◆ Stored data:
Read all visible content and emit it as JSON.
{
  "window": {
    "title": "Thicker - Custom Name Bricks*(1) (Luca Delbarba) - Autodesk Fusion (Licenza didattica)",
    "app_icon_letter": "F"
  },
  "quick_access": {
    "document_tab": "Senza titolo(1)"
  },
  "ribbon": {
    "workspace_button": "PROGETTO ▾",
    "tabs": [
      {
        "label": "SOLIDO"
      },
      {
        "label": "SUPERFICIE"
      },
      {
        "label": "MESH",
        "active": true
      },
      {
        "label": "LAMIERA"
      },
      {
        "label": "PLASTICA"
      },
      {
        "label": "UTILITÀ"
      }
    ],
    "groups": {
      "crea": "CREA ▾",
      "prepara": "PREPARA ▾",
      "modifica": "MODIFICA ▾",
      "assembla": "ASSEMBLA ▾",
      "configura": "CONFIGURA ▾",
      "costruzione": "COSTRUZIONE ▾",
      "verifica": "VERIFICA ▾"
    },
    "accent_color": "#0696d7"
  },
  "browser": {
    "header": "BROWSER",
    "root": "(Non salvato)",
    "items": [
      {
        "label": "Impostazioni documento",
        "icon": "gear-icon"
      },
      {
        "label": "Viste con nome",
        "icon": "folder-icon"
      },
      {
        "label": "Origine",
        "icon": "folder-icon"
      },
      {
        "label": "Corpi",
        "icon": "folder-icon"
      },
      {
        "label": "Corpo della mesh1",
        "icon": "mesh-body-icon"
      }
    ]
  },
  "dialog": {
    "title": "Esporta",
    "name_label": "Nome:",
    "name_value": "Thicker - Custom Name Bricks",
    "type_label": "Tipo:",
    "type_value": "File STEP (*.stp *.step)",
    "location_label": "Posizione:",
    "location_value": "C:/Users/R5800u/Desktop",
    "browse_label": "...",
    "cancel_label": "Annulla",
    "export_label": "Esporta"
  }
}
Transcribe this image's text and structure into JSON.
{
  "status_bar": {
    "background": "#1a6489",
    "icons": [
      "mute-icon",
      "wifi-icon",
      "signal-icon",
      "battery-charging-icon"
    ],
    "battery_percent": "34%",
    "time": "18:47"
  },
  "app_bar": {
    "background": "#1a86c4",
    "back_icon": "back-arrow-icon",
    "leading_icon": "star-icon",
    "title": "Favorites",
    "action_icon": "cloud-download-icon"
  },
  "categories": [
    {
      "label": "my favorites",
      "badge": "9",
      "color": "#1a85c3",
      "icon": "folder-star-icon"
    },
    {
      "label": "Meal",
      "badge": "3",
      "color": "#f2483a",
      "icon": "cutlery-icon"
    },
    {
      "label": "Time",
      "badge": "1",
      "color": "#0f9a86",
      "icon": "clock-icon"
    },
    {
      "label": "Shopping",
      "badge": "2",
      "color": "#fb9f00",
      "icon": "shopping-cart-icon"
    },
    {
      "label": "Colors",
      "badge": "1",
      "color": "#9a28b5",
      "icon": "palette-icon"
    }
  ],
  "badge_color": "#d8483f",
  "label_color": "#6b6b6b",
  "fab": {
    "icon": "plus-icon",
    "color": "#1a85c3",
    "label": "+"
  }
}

◆ What the task requires: Search the entries for the word "star", then list each line that holds it.

◆ Solution to the exercise:
    "leading_icon": "star-icon",
      "icon": "folder-star-icon"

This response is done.